WHAT THE TASK REQUIRES: Identify the lines containing the word "color". Copy each one.

______

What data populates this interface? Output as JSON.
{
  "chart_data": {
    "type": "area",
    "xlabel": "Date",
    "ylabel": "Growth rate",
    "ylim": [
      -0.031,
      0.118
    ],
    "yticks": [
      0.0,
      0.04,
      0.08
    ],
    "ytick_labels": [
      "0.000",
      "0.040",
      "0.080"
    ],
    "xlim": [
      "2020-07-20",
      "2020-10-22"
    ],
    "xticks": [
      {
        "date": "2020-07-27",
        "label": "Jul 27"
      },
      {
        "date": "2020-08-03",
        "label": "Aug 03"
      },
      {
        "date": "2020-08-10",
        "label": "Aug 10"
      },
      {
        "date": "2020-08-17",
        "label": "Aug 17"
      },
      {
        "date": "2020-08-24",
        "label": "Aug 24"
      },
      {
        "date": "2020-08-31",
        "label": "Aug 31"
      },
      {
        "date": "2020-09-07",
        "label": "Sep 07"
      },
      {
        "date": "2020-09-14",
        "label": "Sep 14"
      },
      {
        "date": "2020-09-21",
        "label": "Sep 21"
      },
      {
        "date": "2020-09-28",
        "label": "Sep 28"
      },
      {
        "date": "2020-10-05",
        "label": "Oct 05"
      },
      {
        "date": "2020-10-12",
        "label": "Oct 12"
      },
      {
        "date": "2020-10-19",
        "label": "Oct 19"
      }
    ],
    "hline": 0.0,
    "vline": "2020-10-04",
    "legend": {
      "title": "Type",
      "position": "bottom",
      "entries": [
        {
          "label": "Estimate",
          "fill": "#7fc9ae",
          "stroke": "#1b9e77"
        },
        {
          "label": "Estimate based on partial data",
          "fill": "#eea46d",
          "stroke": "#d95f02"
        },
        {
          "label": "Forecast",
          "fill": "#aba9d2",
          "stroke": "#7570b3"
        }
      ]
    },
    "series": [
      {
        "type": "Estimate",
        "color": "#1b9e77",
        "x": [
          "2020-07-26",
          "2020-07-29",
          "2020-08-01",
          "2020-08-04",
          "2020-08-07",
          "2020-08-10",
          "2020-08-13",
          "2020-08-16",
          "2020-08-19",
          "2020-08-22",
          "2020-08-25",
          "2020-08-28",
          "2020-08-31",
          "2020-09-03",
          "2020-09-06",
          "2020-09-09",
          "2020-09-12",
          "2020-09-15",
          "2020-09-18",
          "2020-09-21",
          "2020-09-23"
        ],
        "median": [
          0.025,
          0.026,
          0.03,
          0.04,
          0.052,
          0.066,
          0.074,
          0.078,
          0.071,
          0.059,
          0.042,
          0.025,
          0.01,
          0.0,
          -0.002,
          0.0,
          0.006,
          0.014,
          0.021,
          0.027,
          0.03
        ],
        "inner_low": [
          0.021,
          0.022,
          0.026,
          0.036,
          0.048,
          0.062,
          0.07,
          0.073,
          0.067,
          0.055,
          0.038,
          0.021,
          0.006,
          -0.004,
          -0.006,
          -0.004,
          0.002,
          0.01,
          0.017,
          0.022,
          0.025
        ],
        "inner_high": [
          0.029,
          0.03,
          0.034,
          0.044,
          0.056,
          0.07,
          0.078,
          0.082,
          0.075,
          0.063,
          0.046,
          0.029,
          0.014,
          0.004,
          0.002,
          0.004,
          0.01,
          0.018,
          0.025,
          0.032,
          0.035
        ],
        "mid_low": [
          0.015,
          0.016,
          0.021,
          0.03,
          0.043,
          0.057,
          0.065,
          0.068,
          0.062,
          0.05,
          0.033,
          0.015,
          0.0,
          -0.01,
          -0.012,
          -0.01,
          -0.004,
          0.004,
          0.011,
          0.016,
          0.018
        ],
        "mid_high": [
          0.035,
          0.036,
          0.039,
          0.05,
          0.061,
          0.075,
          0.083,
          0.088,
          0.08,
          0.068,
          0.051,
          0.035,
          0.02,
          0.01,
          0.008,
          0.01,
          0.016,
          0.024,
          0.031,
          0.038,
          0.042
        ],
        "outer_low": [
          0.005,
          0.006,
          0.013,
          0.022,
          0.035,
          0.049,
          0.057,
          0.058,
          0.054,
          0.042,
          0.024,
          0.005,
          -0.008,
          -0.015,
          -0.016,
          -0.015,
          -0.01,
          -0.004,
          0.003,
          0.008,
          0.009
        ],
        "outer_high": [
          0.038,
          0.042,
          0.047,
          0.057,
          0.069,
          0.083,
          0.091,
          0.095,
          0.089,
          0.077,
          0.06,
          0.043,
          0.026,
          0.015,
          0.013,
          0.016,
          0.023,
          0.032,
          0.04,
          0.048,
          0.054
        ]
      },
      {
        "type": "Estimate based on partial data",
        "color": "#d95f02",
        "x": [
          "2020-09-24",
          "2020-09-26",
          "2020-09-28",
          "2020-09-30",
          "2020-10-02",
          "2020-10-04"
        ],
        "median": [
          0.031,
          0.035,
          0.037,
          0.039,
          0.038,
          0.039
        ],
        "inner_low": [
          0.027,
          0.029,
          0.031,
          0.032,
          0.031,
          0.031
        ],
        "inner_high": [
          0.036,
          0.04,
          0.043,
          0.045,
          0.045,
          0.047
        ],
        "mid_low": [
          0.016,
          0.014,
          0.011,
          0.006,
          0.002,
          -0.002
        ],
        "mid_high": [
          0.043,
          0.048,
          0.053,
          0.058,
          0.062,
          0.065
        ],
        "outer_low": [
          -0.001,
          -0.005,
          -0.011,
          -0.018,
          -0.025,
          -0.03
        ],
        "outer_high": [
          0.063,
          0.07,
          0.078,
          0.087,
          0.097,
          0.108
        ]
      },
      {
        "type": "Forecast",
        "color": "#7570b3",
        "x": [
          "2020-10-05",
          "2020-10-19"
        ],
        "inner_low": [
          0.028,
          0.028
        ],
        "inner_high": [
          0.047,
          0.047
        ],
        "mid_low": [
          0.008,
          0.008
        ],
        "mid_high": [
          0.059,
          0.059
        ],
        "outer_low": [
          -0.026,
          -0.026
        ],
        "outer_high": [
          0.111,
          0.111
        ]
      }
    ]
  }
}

______

ANSWER BELOW:
        "color": "#1b9e77",
        "color": "#d95f02",
        "color": "#7570b3",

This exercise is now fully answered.